* Start Entries *

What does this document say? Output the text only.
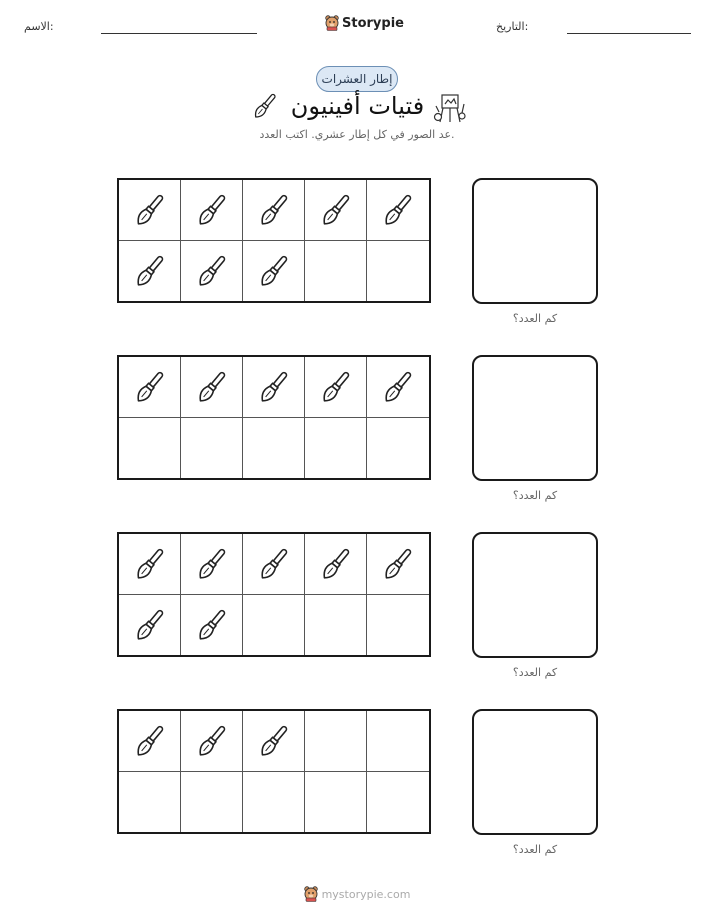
الاسم:	Storypie	التاريخ:
إطار العشرات
فتيات أفينيون
عد الصور في كل إطار عشري. اكتب العدد.
كم العدد؟
كم العدد؟
كم العدد؟
كم العدد؟
mystorypie.com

* End Entries *

== Task to carry out ==
Reproduce the material above in full, exactly, with no images.

== Completed exercise ==
What does this document say? Output the text only.
الاسم:	Storypie	التاريخ:
إطار العشرات
فتيات أفينيون
عد الصور في كل إطار عشري. اكتب العدد.
كم العدد؟
كم العدد؟
كم العدد؟
كم العدد؟
mystorypie.com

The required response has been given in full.